Supplied passage ->
Another example taken from the same article reads, “We will not experience 100 years of AI progress over the next century: rather, we will experience 20,000 years of progress at the current rate, writes Mo Gawdat.”

The reality is that the best AI researchers cannot seriously make such predictions unless they see them as part of a science fiction movie. Not only is there no consensus among AI researchers about the future pace of AI advances, but there is also no scientific basis for making such predictions. Scientific research can stagnate for a long time over particular problems (e.g., the unification of all forces in physics) or make rapid progress following a breakthrough (e.g., that of deep learning).

The more accurate this kind of prediction seems, the more one should be wary of it. Why not announce the precise date of superintelligence in the manner of Nostradamus? Indeed some people have but at the expense of their scientific credibility. Mr. Gawdat, quoted in this article, was an office manager at Google, which does not seem to me to be sufficient grounds for such an opinion on the question—a question so difficult that it would take much more than a single expert AI researcher’s opinion to rely on such projections.

Beyond the hype, there are qualitative things that we can say with a high degree of confidence:

  • There is no reason to believe that we won’t be able to build AIs at least as smart as we are. Our brains are complex machines whose workings are becoming increasingly better understood. We are living proof that some level of intelligence is possible.

Dataset entries ->

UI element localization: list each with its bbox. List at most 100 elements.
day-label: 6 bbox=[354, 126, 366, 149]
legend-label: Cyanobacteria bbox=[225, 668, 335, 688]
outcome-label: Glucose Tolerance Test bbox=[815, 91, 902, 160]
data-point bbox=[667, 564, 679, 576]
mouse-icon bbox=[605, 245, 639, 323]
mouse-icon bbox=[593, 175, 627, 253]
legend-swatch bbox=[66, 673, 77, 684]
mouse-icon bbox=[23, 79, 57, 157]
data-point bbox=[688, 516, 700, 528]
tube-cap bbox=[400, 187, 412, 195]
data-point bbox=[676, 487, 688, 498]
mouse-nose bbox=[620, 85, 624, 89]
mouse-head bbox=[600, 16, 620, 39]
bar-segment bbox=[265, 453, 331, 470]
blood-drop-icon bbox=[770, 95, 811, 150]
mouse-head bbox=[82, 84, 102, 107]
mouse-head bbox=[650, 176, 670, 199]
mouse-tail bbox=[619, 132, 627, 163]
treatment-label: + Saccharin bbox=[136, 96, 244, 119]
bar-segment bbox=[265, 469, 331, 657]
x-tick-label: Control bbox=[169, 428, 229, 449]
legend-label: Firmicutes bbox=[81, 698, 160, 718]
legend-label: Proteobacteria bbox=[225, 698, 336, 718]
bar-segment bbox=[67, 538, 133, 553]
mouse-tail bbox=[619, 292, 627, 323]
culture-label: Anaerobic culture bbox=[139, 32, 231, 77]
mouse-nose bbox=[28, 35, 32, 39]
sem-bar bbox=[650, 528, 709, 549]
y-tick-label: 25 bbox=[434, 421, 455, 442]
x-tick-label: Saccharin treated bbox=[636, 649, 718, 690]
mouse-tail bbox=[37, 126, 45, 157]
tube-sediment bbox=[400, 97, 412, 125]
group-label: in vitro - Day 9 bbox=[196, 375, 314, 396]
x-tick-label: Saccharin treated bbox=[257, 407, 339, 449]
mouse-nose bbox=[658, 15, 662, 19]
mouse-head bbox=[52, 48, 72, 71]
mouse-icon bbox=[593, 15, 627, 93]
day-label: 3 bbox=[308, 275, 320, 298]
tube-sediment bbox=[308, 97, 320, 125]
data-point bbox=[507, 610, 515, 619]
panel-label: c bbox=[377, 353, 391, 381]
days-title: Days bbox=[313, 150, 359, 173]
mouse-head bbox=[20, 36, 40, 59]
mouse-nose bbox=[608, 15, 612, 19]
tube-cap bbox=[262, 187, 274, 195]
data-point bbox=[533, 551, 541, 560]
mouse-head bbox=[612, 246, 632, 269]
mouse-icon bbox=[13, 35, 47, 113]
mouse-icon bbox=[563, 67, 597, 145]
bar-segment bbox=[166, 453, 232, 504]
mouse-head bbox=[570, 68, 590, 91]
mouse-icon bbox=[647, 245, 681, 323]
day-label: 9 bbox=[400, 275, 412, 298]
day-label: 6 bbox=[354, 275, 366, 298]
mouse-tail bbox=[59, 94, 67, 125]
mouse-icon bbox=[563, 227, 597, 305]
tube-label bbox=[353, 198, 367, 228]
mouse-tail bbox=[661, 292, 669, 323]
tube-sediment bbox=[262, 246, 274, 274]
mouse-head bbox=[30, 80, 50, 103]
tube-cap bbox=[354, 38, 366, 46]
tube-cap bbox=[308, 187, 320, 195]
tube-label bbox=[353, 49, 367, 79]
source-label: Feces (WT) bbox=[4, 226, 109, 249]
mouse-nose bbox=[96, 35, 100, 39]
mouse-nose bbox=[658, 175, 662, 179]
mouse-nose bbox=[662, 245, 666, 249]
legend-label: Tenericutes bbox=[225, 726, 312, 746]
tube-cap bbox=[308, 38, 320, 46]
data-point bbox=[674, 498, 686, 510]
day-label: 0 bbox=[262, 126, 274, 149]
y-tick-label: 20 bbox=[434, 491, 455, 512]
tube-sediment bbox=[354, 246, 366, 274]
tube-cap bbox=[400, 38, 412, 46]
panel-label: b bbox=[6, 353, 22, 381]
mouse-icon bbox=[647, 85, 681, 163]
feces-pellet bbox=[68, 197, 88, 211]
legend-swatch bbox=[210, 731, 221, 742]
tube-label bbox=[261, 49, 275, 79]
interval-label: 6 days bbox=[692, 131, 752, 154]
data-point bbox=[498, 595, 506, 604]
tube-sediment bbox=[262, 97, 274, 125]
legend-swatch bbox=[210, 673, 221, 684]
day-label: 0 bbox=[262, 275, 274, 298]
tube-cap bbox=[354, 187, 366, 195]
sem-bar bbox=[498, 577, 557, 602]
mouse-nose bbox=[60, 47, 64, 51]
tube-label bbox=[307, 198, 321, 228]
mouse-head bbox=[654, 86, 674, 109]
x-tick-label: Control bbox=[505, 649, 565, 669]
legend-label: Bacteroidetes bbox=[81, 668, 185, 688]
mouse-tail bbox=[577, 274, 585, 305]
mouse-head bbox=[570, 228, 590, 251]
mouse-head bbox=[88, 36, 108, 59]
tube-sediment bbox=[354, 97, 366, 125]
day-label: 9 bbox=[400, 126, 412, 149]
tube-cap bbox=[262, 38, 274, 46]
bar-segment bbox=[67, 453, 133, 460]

What this task involves -> Copy the passage about AI progress predictions word for word, from "The reality is" up to and including "of deep learning).". Rely only on the passage about AI progress predictions, not the rows.

Answer for the task ->
The reality is that the best AI researchers cannot seriously make such predictions unless they see them as part of a science fiction movie. Not only is there no consensus among AI researchers about the future pace of AI advances, but there is also no scientific basis for making such predictions. Scientific research can stagnate for a long time over particular problems (e.g., the unification of all forces in physics) or make rapid progress following a breakthrough (e.g., that of deep learning).